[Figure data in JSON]
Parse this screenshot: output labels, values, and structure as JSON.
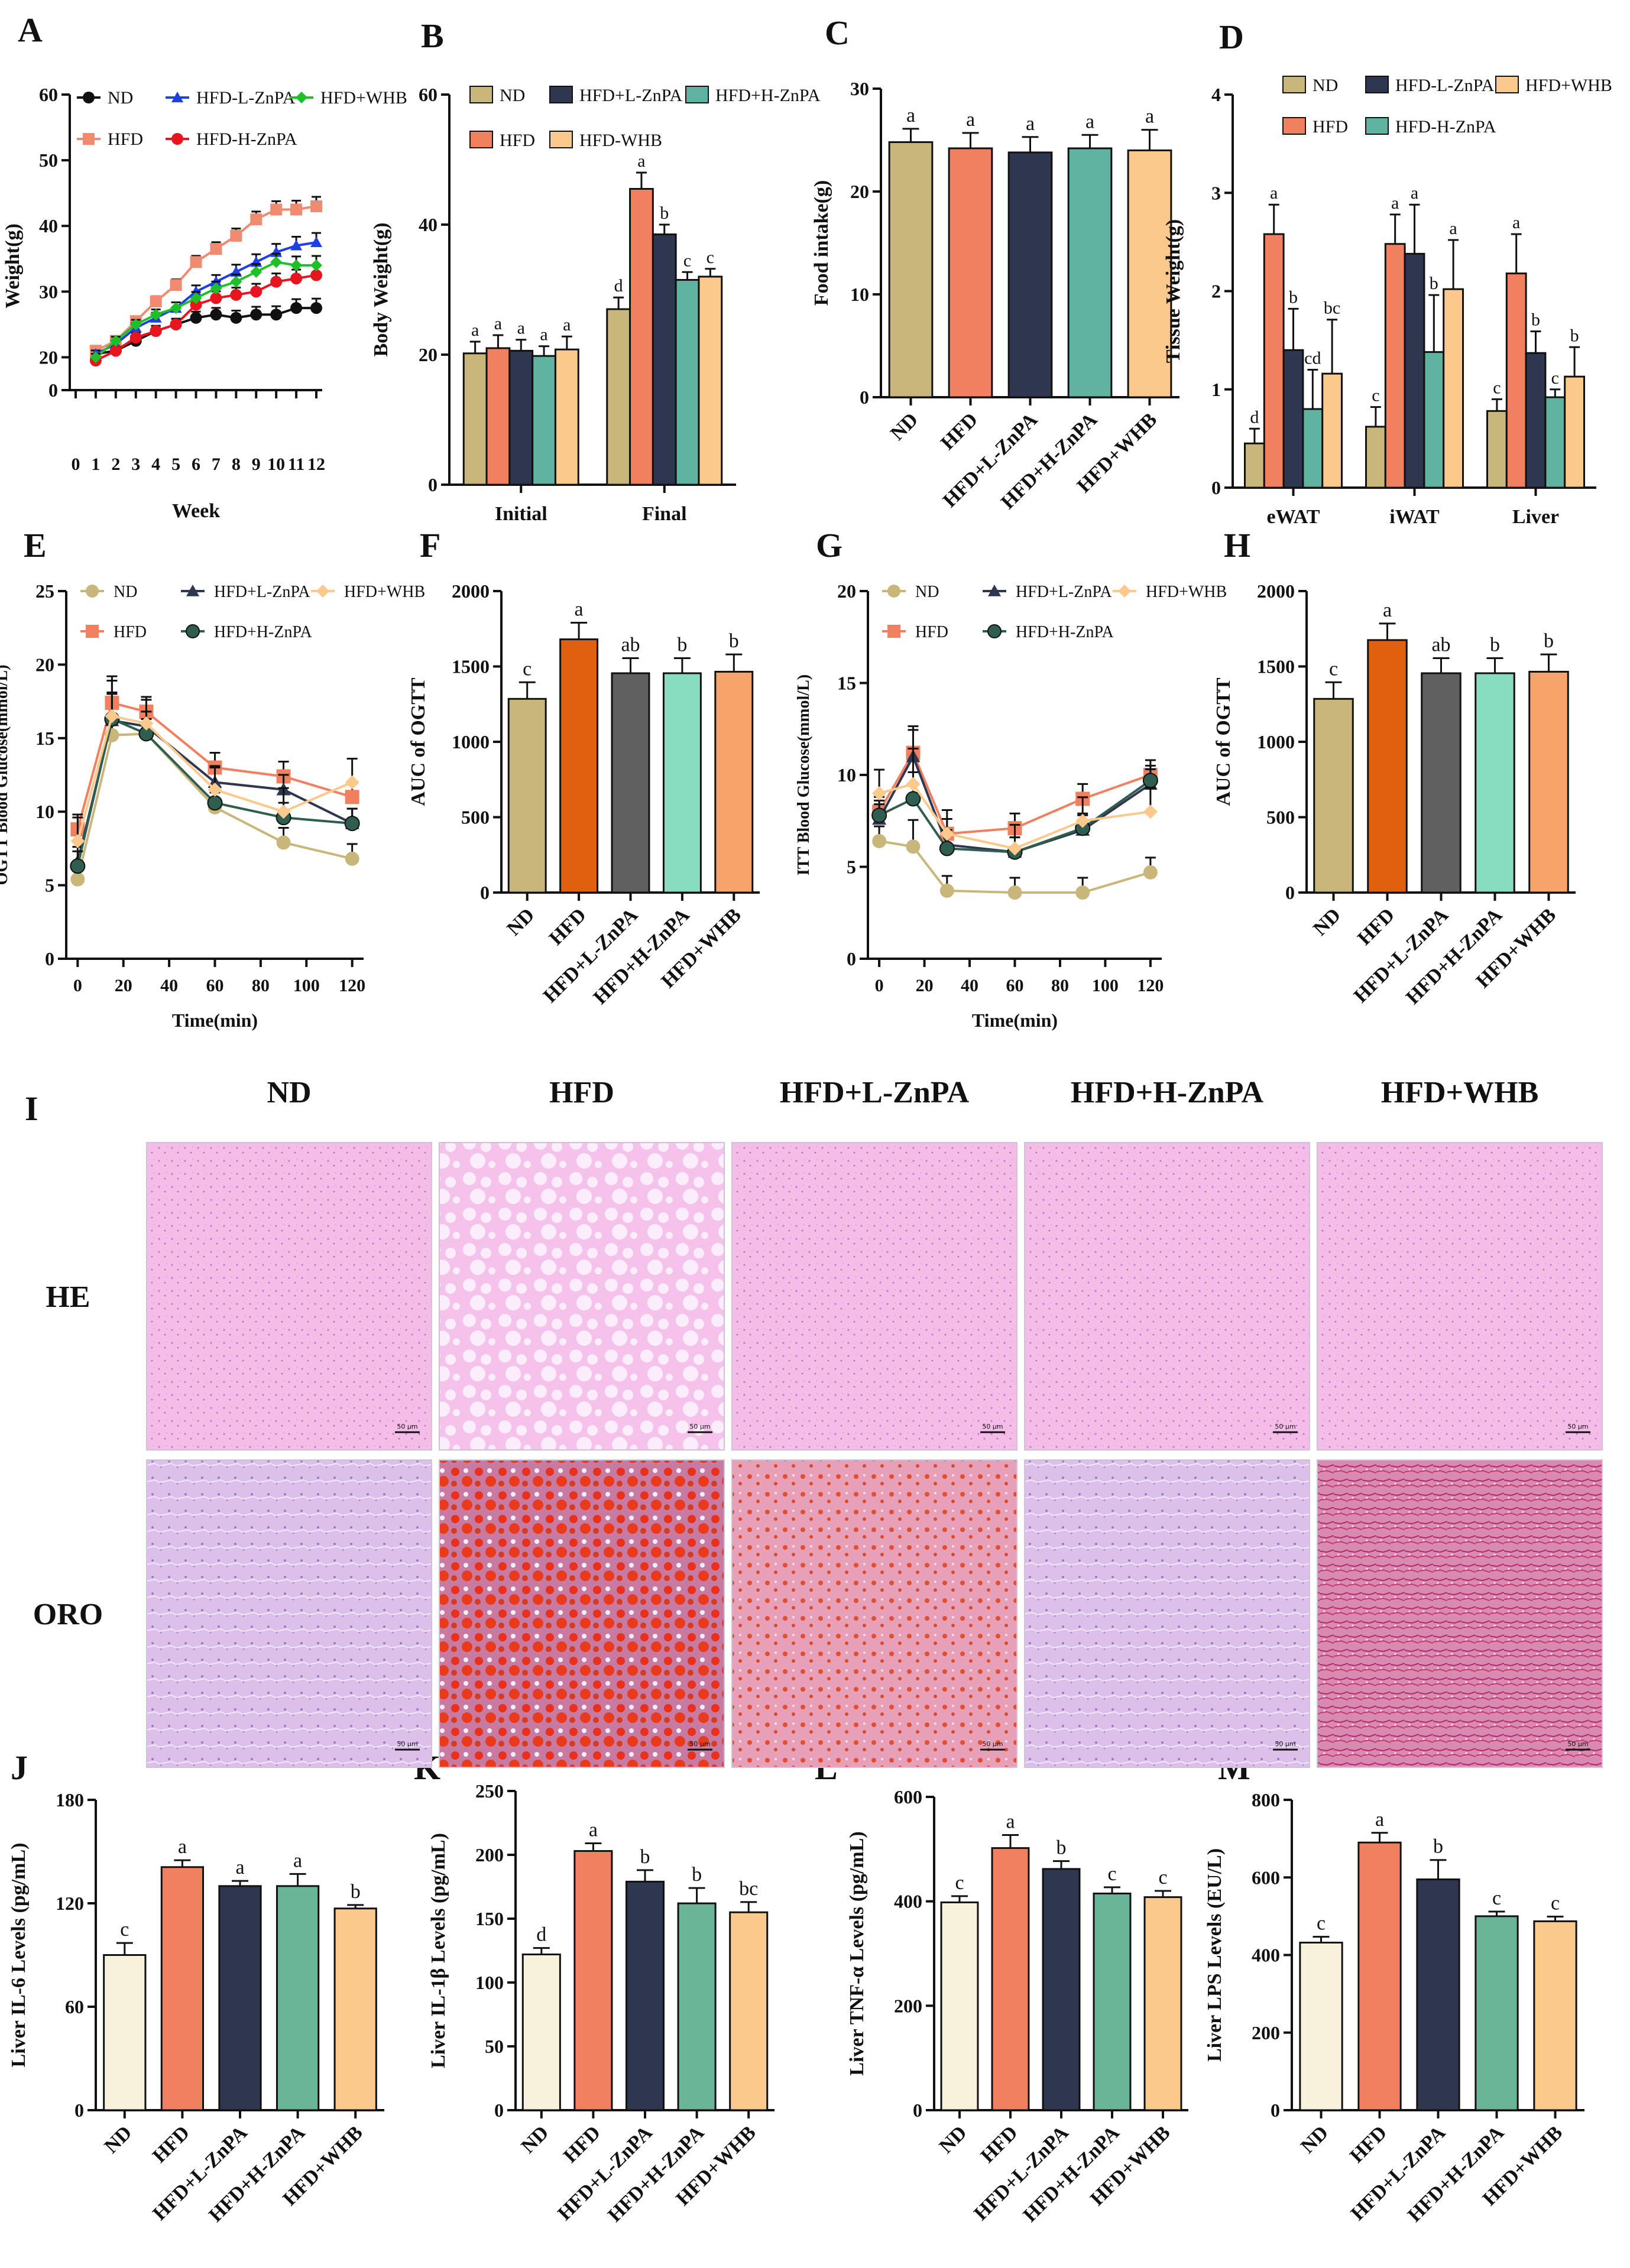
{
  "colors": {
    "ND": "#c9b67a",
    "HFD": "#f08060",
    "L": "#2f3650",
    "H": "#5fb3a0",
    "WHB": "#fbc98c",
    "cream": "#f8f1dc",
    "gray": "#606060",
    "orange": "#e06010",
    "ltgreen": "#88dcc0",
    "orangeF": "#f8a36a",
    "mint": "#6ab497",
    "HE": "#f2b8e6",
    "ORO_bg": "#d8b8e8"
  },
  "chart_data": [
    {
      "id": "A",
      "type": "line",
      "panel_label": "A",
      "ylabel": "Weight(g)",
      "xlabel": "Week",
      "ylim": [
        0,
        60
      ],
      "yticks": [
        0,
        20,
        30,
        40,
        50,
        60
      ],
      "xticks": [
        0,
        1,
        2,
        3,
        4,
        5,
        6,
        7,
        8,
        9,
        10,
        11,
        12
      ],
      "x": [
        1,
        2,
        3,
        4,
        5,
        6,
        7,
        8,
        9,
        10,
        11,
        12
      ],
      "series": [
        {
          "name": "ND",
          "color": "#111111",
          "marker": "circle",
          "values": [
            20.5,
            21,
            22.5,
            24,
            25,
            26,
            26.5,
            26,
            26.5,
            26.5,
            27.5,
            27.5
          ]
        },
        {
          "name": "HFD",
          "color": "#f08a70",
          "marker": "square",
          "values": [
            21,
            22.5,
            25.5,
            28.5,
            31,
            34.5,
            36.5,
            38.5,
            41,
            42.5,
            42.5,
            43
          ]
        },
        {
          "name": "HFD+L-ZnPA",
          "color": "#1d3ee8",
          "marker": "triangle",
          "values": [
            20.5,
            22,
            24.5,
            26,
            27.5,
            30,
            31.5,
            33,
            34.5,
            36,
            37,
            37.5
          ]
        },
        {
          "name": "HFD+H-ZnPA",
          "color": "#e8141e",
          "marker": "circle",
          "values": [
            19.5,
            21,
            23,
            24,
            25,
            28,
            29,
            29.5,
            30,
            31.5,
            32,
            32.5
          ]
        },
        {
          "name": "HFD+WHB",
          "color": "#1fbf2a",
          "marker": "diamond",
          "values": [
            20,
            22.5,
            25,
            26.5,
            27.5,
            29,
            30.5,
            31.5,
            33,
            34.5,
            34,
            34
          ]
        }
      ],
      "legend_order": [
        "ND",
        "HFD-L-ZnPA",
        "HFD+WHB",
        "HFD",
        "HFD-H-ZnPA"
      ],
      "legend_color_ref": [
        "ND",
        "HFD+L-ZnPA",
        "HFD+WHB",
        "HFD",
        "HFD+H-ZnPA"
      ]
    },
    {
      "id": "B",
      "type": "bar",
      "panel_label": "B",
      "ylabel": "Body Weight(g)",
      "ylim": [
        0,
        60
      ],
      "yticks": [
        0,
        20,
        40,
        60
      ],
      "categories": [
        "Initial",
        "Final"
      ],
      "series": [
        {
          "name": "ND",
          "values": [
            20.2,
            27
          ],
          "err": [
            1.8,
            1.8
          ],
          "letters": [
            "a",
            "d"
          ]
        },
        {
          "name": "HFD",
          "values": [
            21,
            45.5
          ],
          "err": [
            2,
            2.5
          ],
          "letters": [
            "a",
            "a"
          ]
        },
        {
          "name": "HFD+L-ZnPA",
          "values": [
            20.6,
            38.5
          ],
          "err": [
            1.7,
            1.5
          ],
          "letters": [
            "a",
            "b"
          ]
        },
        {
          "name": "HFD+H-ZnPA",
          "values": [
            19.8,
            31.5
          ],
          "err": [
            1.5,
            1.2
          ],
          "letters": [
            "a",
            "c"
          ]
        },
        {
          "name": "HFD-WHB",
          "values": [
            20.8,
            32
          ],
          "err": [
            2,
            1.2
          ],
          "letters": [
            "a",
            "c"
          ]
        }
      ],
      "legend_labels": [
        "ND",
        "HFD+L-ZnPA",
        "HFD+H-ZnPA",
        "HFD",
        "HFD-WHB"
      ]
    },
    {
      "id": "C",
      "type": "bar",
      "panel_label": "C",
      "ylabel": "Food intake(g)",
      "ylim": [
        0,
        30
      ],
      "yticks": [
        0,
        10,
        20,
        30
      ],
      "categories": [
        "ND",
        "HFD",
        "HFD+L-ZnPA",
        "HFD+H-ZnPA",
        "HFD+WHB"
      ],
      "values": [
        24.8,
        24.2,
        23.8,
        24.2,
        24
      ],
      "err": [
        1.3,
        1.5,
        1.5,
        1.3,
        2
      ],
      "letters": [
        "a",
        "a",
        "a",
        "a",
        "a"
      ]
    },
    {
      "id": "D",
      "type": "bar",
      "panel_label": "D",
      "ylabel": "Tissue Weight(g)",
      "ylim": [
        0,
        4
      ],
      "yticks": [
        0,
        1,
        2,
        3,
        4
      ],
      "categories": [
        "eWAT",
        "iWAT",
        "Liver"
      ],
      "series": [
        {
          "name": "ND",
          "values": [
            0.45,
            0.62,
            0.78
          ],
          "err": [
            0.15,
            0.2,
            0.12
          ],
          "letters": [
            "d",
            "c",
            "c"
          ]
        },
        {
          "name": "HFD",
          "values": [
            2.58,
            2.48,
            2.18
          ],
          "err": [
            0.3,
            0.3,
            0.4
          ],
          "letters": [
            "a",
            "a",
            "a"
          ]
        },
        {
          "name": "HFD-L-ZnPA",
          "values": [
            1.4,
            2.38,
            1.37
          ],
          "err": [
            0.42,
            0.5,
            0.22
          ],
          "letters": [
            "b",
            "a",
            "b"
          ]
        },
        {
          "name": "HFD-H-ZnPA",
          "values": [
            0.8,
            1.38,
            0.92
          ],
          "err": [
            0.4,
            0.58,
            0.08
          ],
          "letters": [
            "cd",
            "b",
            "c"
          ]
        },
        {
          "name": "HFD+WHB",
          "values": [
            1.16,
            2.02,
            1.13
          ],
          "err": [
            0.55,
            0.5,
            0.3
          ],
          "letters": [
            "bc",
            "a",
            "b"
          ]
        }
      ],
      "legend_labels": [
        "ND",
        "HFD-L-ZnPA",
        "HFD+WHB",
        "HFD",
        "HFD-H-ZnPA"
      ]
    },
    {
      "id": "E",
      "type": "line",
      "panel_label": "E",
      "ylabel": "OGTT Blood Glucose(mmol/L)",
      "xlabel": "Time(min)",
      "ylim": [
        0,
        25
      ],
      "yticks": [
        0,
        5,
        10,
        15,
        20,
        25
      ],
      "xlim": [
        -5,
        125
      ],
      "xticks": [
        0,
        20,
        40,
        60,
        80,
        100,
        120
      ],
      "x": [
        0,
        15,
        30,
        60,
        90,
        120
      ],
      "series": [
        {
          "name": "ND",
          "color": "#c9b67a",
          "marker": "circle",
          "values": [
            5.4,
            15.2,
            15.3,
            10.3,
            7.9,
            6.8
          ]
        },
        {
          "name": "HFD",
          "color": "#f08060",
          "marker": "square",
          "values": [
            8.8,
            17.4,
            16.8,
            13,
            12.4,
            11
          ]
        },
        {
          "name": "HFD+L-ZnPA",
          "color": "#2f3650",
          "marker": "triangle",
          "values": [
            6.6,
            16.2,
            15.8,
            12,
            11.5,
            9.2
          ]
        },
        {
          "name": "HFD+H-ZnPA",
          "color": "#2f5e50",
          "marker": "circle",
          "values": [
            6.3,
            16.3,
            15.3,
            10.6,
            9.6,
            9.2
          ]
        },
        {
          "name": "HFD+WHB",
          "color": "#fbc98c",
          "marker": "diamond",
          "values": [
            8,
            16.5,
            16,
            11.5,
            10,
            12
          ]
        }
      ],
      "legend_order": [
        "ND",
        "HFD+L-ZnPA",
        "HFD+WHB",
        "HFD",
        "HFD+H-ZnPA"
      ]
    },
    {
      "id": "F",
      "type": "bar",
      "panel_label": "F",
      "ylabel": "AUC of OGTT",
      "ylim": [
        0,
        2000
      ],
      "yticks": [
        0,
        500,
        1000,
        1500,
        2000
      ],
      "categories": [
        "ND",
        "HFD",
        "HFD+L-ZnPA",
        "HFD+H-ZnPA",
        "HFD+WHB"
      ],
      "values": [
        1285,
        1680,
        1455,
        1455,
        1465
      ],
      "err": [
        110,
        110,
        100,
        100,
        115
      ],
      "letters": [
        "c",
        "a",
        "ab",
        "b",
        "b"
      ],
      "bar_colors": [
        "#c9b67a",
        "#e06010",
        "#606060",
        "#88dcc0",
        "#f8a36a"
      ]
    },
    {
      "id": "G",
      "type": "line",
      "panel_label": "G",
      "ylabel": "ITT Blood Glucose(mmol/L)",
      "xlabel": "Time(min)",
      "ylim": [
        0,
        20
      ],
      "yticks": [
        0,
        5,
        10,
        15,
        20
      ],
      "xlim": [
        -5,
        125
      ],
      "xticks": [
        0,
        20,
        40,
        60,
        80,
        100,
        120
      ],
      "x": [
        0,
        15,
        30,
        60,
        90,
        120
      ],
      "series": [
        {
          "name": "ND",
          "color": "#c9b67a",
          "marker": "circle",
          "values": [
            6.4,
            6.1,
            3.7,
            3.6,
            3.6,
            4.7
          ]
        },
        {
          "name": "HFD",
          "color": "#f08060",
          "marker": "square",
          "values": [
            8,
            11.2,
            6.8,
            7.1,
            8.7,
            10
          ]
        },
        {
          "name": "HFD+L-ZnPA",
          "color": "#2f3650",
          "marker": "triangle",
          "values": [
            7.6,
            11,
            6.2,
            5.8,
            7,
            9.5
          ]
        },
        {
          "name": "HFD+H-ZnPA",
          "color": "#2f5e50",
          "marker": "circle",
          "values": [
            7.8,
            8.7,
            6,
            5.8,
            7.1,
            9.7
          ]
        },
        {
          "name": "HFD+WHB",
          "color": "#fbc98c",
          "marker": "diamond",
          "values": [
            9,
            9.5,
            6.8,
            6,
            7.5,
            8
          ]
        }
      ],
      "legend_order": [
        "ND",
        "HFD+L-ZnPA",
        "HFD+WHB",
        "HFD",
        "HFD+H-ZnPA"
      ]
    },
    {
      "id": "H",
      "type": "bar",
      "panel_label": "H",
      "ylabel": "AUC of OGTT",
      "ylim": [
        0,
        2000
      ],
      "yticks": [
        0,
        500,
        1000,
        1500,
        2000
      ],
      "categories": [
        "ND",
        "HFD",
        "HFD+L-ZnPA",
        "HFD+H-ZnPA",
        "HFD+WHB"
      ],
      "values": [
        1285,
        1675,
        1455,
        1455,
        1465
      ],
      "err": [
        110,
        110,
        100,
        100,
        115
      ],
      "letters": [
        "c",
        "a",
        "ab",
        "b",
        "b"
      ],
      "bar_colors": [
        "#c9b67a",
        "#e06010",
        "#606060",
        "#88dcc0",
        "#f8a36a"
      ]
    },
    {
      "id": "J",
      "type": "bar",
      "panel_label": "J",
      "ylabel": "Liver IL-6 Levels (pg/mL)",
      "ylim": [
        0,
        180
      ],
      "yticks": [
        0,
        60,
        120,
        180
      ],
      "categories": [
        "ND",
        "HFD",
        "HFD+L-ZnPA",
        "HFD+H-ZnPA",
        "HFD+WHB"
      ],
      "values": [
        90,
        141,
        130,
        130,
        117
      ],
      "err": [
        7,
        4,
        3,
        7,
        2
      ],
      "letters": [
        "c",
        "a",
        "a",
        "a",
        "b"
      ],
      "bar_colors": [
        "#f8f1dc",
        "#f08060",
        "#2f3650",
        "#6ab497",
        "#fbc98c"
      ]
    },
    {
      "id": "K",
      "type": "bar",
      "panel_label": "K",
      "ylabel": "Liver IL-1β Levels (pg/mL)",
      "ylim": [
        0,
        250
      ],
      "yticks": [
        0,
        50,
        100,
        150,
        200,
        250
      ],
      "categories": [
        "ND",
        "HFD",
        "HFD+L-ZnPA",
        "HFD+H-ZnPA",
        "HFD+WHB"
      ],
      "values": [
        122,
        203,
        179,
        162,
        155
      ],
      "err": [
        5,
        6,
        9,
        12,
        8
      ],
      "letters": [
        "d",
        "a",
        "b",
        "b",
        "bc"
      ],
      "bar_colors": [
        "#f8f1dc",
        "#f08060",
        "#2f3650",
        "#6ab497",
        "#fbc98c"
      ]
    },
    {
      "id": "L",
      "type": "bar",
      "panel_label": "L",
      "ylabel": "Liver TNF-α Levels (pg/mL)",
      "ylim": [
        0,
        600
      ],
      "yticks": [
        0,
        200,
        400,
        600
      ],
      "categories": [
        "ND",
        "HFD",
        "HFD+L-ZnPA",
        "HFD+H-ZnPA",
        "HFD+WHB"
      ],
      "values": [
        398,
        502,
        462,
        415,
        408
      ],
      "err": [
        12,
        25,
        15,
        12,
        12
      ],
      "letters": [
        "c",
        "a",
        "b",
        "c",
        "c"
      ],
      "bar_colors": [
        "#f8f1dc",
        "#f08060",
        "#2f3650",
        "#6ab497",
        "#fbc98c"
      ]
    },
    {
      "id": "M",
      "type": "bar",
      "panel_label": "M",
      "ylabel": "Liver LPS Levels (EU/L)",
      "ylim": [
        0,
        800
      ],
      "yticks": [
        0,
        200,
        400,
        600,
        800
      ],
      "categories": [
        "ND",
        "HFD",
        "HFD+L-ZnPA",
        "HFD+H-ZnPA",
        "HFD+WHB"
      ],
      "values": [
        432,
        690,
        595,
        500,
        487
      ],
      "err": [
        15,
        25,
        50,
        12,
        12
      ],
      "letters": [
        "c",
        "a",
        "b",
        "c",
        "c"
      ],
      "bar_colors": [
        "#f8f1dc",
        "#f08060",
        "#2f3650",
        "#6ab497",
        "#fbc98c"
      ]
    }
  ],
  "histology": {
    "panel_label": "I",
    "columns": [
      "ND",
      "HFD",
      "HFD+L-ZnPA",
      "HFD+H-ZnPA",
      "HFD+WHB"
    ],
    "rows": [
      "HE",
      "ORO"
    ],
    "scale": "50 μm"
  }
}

** Description of the task **
Work out how many lines in the records above contain the word "Liver", and give only that number.

** Completed exercise **
5